====== Reading text ======

The dog days of summer are officially here.

Can someone please think of the dogs?

The moment a heatwave hits this lovely isle, we have a tendency to rejoice over the tropical temperatures and then complain after an hour or so that it's just too hot.

Luckily for us, humans can regulate their body temperature pretty easily when compared to our furry friends, especially when it comes to sleeping through a humid, muggy night. As annoying as sleeping with one leg outside the duvet, your pet has a tougher time at keeping the heat at bay.

Warnings have been issued to pet owners to take care in the hot weather after a dog died of suspected heatstroke following a walk in 21°C heat.

With the heatwave expected to last at least another week across parts of Ireland and the UK, it’s important that dog, cat, rabbit and bird owners take extra measures to ensure their furry friends remain happy and well in these sweltering temperatures. Which is why we caught up with the staff at Village Vets who have put together a list of expert tips you can use to make sure your pets stay safe in the escalating temperatures this week.

======

Exercise brief:
Return, word for word, the stretch of the text on pets in hot weather from "Luckily for us, humans" through "temperatures this week.".

====== Extracted records ======

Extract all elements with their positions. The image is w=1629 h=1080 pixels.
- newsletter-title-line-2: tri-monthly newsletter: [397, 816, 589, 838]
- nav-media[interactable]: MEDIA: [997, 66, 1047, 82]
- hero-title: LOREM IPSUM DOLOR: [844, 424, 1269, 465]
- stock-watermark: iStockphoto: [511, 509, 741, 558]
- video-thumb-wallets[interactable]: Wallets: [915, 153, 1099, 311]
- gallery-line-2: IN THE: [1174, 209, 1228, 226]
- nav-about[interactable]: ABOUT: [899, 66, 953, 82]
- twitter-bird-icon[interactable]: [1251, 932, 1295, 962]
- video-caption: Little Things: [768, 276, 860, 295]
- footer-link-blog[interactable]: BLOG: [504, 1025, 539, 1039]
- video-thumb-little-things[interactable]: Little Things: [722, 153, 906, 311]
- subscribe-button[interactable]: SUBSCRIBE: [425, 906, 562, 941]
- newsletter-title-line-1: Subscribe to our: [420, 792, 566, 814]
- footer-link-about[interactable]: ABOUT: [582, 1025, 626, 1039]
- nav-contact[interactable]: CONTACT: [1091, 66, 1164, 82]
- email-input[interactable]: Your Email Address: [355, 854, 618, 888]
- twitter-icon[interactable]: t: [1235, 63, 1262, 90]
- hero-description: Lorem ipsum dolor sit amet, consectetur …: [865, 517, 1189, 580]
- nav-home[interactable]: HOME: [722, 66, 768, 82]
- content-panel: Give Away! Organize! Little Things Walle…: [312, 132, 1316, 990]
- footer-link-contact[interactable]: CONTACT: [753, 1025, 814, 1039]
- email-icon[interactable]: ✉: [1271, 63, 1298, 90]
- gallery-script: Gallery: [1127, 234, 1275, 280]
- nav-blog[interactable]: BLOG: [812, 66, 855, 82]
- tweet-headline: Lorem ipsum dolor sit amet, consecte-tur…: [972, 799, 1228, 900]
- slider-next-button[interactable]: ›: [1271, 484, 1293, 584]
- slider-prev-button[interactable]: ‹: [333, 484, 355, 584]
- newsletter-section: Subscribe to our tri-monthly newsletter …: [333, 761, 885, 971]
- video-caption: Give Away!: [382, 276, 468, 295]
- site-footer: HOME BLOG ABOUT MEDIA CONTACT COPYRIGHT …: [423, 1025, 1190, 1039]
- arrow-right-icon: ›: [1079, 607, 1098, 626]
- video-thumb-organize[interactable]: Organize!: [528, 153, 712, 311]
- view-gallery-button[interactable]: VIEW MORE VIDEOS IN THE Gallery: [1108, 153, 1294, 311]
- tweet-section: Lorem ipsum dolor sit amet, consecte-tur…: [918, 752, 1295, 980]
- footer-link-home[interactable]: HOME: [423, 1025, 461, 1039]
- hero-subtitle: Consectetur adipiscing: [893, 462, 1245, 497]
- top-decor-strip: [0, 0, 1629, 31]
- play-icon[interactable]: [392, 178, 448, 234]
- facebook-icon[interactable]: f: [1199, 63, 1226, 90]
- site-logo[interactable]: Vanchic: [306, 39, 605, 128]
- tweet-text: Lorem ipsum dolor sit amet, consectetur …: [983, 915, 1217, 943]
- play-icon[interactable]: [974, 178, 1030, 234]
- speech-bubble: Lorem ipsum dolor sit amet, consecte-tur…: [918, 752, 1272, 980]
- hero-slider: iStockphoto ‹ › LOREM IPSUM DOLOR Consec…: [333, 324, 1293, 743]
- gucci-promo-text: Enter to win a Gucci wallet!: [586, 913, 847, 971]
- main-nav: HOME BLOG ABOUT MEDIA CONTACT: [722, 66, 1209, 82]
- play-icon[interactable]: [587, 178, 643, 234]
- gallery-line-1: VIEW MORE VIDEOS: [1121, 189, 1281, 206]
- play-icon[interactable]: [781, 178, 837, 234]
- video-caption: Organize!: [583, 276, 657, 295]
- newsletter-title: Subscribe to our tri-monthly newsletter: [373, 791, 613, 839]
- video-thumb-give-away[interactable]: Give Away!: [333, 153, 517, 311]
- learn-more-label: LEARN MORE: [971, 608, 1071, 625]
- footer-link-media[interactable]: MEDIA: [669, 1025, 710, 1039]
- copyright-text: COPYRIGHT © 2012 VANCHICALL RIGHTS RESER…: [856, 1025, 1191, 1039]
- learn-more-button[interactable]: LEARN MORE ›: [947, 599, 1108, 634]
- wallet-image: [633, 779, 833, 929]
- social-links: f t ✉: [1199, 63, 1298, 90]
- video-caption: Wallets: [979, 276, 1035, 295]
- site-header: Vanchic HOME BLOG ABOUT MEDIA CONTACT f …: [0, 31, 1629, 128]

======

Answer to this problem:
Luckily for us, humans can regulate their body temperature pretty easily when compared to our furry friends, especially when it comes to sleeping through a humid, muggy night. As annoying as sleeping with one leg outside the duvet, your pet has a tougher time at keeping the heat at bay.

Warnings have been issued to pet owners to take care in the hot weather after a dog died of suspected heatstroke following a walk in 21°C heat.

With the heatwave expected to last at least another week across parts of Ireland and the UK, it’s important that dog, cat, rabbit and bird owners take extra measures to ensure their furry friends remain happy and well in these sweltering temperatures. Which is why we caught up with the staff at Village Vets who have put together a list of expert tips you can use to make sure your pets stay safe in the escalating temperatures this week.